» **所给文本**:
以5种典型盐生植物——假盐生植物芦苇〔Phragmites australis （Cav.） Trin. ex Steud.〕和田菁〔Sesbania cannabina （Retz.） Pers.〕、泌盐盐生植物互花米草（Spartina alterniflora Loisel.）和柽柳（Tamarix chinensis Lour.）以及真盐生植物碱蓬〔Suaeda glauca （Bunge） Bunge〕为原材料，在限氧条件下以升温速率10 ℃·min^-1升温至500 ℃后滞留2 h制备生物炭。通过扫描电镜（SEM）和傅里叶变换红外光谱（FTIR）等技术表征其表面形貌和理化性质，筛选具有盐碱土壤改良潜力的生物炭，并利用苜蓿（Medicago sativa Linn.）盆栽实验验证改良效果。结果表明：碱蓬、柽柳和互花米草制备的生物炭的pH值（pH 9.40至pH 10.54）、电导率（3.51~7.59 mS·cm^-1）、灰分含量（19.55%~29.58%）和可溶性Na⁺含量（8.83~23.73 g·kg^-1）较高；表面附着大量颗粒物，比表面积较小（2.93~4.05 m²·g^-1），且以大孔为主（59.32%~73.45%）。芦苇和田菁制备的生物炭则表现出较低的电导率、灰分含量和可溶性Na⁺含量，以及较高的C含量和稳定性。其中，芦苇生物炭的特性尤为突出，pH值（pH 8.55）和电导率（0.78 mS·cm^-1）最低，比表面积最大（41.95 m²·g^-1），并具有多级孔隙结构（微孔、介孔和大孔共存）。盆栽实验结果表明：单一施用质量分数0.5%的芦苇生物炭可有效降低盐碱土壤容重和pH值，显著（p＜0.05）提高土壤速效钾含量和脲酶活性，并促进土壤碳封存。芦苇生物炭和复合肥联合施用对盐碱土壤中的苜蓿幼苗生长表现出显著的协同促进作用，使苜蓿幼苗的株高、根长和总干质量分别较对照增加28.82%、40.28%和86.84%。综上，芦苇生物炭具有优异的盐碱土改良潜力。

» **练习要求**: 请判断下列三项说法是否与上文相符，每项回答"是"或"否"，并准确引用上文中起决定作用的原话：(a) 芦苇生物炭的比表面积为41.95 m²·g^-1；(b) 生物炭是在限氧条件下升温至600 ℃后制备的；(c) 碱蓬、柽柳和互花米草制备的生物炭以微孔为主。

» **记录数据**:
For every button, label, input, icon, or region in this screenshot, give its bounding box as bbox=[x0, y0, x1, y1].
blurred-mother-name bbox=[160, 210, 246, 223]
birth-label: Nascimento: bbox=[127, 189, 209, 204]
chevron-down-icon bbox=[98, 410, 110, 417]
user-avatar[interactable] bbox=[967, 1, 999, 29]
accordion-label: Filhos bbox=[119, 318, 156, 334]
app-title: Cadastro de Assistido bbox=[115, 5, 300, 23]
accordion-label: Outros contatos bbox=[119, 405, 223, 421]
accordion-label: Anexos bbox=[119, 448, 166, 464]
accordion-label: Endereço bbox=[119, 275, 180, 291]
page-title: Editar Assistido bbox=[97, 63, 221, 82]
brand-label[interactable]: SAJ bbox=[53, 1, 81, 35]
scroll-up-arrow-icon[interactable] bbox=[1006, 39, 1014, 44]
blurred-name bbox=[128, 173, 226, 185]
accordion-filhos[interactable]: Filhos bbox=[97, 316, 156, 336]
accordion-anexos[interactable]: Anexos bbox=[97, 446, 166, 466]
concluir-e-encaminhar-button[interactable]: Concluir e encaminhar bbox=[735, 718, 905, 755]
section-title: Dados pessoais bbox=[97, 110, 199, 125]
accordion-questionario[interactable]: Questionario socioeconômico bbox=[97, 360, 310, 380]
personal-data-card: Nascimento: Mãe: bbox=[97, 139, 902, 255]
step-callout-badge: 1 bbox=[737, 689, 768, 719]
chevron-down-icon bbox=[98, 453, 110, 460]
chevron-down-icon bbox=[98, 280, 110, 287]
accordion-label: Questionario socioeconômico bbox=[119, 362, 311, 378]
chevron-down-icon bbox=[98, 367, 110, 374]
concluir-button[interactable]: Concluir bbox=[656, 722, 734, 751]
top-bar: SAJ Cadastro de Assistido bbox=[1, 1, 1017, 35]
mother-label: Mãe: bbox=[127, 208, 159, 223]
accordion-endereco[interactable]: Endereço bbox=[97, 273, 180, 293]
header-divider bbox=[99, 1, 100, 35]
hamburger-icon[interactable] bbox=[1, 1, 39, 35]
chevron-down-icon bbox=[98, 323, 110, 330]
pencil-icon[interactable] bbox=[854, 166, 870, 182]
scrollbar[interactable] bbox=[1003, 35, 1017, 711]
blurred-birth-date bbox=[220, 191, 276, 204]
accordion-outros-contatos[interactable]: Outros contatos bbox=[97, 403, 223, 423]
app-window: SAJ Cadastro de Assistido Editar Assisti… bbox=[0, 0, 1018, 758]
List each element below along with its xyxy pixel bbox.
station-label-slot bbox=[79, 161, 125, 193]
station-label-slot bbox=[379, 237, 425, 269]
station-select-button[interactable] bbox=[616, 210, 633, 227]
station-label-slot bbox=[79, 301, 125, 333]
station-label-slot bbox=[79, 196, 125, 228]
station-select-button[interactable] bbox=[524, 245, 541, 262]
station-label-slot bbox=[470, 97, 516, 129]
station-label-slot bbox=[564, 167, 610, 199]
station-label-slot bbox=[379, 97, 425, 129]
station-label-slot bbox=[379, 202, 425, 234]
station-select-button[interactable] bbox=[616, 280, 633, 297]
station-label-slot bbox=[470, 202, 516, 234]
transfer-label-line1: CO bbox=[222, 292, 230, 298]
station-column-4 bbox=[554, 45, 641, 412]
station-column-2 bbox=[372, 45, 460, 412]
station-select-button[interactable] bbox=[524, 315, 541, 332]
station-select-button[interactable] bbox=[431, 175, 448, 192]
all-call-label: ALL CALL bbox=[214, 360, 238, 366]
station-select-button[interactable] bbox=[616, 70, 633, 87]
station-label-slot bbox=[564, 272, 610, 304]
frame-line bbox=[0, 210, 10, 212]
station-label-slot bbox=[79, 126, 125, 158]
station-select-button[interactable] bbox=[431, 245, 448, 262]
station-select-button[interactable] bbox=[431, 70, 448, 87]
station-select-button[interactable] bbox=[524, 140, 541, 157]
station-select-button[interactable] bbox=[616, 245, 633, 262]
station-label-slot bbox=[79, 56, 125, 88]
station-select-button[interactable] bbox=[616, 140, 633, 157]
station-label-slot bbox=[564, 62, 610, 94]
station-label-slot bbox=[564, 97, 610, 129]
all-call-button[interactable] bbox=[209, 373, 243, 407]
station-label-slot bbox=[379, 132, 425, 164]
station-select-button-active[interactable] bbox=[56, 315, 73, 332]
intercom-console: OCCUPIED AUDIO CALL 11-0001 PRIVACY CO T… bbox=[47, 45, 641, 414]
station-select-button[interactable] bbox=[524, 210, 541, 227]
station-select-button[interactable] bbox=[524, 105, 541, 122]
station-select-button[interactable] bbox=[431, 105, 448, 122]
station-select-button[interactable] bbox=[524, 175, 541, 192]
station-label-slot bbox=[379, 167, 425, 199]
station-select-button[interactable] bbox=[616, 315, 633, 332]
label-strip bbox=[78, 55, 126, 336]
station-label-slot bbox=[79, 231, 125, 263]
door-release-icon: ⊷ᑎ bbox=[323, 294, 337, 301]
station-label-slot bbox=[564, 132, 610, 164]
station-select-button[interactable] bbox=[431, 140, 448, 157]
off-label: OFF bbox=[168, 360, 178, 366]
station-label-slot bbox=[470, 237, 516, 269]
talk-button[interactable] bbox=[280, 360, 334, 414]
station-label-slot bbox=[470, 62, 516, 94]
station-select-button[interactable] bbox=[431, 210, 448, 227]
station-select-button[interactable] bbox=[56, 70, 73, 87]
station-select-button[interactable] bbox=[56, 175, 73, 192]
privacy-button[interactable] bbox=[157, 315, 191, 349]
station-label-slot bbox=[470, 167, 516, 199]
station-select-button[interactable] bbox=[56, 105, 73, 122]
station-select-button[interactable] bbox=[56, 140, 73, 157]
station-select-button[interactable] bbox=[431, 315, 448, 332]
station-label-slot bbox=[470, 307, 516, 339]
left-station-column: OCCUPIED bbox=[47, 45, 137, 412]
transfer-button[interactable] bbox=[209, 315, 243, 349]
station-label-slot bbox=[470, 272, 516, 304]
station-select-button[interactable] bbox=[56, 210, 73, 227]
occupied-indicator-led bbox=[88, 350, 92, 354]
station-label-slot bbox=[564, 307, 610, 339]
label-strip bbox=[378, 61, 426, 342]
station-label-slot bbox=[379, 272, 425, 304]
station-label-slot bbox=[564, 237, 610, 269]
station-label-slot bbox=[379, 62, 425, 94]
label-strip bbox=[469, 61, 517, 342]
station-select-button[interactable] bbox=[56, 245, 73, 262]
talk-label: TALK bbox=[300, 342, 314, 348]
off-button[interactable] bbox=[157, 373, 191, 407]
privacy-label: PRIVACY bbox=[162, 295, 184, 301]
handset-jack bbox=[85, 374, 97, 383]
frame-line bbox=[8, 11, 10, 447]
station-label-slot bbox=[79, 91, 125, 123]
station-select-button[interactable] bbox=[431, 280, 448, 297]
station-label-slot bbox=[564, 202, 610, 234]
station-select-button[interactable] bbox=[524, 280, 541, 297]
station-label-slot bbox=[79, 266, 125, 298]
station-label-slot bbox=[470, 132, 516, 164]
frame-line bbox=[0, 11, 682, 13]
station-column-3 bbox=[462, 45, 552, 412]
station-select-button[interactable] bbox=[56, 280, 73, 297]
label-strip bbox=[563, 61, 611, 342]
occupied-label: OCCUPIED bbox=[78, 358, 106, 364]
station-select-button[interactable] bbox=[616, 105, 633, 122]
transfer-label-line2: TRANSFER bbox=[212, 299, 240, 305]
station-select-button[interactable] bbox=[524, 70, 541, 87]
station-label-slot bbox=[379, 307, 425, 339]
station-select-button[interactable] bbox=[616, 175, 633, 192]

» **练习结果**:
(a) 是。"比表面积最大（41.95 m²·g^-1）"
(b) 否。"升温至500 ℃后滞留2 h制备生物炭"
(c) 否。"且以大孔为主（59.32%~73.45%）"